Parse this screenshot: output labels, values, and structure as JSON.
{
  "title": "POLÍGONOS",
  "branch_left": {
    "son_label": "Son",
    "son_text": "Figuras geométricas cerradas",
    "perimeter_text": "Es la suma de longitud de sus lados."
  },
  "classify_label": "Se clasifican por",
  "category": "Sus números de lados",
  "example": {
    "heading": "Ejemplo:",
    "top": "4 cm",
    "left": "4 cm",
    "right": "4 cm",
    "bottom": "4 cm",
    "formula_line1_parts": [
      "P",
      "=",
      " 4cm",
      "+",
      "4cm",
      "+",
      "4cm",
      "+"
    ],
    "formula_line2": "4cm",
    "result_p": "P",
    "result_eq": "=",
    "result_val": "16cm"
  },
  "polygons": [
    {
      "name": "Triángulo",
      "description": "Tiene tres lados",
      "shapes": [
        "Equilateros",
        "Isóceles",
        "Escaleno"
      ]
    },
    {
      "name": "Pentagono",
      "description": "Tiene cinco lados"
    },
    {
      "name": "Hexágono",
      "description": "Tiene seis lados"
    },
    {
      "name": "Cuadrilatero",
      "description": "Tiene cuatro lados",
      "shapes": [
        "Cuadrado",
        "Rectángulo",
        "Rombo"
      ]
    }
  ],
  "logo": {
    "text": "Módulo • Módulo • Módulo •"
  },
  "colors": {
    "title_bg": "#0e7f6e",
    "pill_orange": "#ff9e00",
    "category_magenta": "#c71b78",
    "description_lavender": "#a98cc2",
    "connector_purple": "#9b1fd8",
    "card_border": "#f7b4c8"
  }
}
※
Return the lines above exactly, keeping every word.

_RESPONSE TO THE EXERCISE:_
Parse this screenshot: output labels, values, and structure as JSON.
{
  "title": "POLÍGONOS",
  "branch_left": {
    "son_label": "Son",
    "son_text": "Figuras geométricas cerradas",
    "perimeter_text": "Es la suma de longitud de sus lados."
  },
  "classify_label": "Se clasifican por",
  "category": "Sus números de lados",
  "example": {
    "heading": "Ejemplo:",
    "top": "4 cm",
    "left": "4 cm",
    "right": "4 cm",
    "bottom": "4 cm",
    "formula_line1_parts": [
      "P",
      "=",
      " 4cm",
      "+",
      "4cm",
      "+",
      "4cm",
      "+"
    ],
    "formula_line2": "4cm",
    "result_p": "P",
    "result_eq": "=",
    "result_val": "16cm"
  },
  "polygons": [
    {
      "name": "Triángulo",
      "description": "Tiene tres lados",
      "shapes": [
        "Equilateros",
        "Isóceles",
        "Escaleno"
      ]
    },
    {
      "name": "Pentagono",
      "description": "Tiene cinco lados"
    },
    {
      "name": "Hexágono",
      "description": "Tiene seis lados"
    },
    {
      "name": "Cuadrilatero",
      "description": "Tiene cuatro lados",
      "shapes": [
        "Cuadrado",
        "Rectángulo",
        "Rombo"
      ]
    }
  ],
  "logo": {
    "text": "Módulo • Módulo • Módulo •"
  },
  "colors": {
    "title_bg": "#0e7f6e",
    "pill_orange": "#ff9e00",
    "category_magenta": "#c71b78",
    "description_lavender": "#a98cc2",
    "connector_purple": "#9b1fd8",
    "card_border": "#f7b4c8"
  }
}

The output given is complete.